>> start RECORDS FOR THIS EXERCISE

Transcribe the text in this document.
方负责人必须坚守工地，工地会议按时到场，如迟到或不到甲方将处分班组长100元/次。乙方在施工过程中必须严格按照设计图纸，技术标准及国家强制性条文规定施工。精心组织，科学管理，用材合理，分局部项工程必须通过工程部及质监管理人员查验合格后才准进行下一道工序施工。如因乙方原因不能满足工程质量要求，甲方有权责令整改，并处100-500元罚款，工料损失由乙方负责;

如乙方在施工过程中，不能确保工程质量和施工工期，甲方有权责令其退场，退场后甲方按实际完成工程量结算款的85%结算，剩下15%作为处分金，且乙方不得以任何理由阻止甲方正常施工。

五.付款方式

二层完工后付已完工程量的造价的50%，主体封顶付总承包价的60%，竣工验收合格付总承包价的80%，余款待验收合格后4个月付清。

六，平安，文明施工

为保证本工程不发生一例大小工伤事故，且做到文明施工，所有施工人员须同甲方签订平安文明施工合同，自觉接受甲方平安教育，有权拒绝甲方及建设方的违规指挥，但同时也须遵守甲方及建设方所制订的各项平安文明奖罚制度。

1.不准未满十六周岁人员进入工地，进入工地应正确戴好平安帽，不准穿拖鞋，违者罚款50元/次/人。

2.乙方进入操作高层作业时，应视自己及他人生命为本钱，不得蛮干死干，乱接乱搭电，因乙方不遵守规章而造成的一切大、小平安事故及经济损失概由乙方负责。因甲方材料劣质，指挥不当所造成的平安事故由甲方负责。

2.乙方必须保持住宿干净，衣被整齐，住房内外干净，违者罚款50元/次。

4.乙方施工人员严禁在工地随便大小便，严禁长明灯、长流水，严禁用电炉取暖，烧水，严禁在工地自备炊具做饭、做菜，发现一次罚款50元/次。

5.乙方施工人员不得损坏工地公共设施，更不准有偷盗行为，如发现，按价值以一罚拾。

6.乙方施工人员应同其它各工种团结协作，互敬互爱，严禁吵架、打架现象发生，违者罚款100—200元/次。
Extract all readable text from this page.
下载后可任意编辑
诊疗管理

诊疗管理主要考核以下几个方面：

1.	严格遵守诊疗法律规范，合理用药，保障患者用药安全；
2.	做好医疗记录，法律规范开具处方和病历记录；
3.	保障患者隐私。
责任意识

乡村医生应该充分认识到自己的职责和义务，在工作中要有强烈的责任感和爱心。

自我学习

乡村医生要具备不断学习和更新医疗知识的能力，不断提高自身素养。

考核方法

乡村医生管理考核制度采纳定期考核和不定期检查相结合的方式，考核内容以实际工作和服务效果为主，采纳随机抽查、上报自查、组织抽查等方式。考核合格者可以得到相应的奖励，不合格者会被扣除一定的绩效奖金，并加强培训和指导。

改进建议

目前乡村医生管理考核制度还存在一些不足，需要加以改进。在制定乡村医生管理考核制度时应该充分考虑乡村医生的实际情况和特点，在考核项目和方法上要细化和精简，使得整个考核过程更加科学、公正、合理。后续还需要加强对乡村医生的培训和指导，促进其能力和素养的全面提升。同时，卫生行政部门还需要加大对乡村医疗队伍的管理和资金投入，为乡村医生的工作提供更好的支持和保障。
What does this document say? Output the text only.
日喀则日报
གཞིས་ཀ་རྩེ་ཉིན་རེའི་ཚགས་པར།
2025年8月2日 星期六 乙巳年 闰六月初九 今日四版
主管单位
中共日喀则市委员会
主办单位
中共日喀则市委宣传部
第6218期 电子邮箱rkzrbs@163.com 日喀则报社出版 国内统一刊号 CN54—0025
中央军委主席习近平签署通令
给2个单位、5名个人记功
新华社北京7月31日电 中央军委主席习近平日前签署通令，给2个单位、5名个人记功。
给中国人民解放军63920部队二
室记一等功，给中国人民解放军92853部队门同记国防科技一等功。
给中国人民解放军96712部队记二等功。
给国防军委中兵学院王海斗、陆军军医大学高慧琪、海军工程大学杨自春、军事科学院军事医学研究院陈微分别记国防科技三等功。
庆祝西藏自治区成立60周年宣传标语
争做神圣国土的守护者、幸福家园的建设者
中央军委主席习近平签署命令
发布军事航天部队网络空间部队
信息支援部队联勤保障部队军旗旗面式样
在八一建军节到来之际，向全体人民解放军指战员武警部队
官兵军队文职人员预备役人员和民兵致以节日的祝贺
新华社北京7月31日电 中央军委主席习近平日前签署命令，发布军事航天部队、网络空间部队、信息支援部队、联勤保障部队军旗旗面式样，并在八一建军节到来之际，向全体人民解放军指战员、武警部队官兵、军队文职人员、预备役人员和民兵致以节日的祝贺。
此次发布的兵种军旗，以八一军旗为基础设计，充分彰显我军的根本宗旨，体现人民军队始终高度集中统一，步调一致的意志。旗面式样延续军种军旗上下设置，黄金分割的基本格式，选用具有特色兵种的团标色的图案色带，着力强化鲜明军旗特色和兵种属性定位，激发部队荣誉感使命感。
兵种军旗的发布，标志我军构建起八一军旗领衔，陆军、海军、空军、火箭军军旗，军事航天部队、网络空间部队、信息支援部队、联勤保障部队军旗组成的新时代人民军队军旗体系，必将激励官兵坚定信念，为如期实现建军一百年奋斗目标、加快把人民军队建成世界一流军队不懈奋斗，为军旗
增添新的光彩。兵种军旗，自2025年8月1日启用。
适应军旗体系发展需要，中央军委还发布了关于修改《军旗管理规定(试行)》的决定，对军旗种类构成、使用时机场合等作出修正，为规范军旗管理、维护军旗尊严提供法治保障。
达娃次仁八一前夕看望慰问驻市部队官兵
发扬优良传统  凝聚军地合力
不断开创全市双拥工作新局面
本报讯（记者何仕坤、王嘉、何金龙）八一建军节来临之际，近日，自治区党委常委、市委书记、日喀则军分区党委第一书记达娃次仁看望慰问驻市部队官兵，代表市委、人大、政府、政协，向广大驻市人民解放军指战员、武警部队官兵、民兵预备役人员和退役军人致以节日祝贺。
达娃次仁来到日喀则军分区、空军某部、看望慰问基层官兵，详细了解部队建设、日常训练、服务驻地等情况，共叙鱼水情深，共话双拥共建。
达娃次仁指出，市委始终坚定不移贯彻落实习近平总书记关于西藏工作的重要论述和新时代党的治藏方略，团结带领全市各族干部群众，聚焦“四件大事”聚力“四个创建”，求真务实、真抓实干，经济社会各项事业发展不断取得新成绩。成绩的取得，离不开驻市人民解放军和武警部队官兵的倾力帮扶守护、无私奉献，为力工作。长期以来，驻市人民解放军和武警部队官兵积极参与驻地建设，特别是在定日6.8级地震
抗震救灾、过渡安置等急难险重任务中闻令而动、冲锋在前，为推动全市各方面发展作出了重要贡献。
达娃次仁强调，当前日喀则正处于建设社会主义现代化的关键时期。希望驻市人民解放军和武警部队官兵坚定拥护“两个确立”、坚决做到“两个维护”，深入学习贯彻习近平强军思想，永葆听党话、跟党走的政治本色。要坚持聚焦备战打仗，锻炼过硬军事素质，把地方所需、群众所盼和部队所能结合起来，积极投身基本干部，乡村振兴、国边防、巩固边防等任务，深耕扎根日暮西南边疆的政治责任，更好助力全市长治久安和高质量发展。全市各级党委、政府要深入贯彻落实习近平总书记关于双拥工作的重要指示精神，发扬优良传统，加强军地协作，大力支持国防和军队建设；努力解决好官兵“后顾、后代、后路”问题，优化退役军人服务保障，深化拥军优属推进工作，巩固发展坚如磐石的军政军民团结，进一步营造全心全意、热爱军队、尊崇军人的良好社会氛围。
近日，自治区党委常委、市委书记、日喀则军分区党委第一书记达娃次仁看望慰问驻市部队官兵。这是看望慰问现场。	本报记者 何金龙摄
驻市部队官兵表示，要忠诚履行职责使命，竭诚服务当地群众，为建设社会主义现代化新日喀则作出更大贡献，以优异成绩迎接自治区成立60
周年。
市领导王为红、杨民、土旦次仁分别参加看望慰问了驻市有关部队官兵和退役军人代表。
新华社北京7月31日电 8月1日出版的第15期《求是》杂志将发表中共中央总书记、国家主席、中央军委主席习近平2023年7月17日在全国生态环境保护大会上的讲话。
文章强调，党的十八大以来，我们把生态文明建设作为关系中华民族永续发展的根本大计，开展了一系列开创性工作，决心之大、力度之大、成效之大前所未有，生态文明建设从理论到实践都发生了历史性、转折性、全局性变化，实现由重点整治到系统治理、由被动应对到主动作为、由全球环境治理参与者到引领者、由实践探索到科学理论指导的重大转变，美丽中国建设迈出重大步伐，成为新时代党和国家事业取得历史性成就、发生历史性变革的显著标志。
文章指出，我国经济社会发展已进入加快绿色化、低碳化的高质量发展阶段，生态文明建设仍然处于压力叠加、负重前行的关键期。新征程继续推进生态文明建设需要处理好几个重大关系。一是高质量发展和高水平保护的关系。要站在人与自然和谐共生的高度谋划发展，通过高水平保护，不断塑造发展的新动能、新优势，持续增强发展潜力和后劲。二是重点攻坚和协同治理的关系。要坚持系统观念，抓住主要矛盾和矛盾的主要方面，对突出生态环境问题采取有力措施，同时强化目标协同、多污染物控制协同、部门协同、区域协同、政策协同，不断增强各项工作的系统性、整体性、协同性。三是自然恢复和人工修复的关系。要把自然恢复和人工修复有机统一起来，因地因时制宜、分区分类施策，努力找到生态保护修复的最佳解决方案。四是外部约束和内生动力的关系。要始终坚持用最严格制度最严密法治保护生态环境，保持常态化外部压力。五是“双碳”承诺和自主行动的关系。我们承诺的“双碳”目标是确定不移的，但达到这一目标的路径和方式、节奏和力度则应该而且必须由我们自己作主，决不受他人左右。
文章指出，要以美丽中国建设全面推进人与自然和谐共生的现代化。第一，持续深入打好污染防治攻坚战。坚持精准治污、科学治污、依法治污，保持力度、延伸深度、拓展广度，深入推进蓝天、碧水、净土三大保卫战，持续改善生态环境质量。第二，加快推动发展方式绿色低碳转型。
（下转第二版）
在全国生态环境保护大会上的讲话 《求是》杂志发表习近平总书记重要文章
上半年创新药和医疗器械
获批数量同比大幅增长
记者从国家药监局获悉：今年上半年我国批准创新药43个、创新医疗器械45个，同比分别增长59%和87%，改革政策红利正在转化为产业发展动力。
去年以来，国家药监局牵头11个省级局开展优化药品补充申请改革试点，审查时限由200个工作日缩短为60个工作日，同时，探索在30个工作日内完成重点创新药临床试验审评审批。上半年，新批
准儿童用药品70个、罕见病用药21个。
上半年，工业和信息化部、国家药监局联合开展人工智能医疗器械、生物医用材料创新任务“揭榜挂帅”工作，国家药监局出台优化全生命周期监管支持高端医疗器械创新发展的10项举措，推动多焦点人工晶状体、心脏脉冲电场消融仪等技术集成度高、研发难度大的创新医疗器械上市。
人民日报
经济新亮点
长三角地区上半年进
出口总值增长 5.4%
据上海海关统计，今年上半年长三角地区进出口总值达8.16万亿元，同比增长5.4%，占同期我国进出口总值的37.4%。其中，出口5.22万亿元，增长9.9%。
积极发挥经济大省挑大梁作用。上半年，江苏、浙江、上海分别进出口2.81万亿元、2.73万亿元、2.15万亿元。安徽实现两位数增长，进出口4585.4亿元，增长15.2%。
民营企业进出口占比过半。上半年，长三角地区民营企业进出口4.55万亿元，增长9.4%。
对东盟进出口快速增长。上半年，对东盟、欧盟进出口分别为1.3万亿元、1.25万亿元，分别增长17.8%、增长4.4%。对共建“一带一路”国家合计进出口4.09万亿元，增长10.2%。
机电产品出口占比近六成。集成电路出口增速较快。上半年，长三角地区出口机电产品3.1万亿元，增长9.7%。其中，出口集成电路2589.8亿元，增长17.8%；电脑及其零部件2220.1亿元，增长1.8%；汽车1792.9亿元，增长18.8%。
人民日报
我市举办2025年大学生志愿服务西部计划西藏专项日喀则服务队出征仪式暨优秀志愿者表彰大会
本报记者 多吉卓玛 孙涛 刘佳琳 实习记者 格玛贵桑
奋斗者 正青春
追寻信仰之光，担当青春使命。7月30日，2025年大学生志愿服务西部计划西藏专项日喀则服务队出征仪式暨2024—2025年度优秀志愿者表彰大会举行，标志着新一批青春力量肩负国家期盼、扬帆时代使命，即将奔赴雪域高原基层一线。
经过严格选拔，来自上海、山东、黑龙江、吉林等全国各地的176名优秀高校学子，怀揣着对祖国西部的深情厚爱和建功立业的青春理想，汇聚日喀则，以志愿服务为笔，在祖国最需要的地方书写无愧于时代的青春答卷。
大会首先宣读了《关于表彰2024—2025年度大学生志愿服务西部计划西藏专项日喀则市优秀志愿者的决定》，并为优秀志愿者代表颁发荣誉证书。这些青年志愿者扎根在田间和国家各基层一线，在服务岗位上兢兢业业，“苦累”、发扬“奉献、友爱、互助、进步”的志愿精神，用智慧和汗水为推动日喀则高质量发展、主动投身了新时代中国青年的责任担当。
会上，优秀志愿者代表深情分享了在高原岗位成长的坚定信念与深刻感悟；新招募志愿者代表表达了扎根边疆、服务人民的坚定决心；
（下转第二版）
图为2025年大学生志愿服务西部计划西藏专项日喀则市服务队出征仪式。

>> end RECORDS FOR THIS EXERCISE

EXERCISE DIRECTIONS: In the entries above, how many lines hold the word "自治区党委常委"? State the number and nothing else.

WRITTEN RESPONSE: 2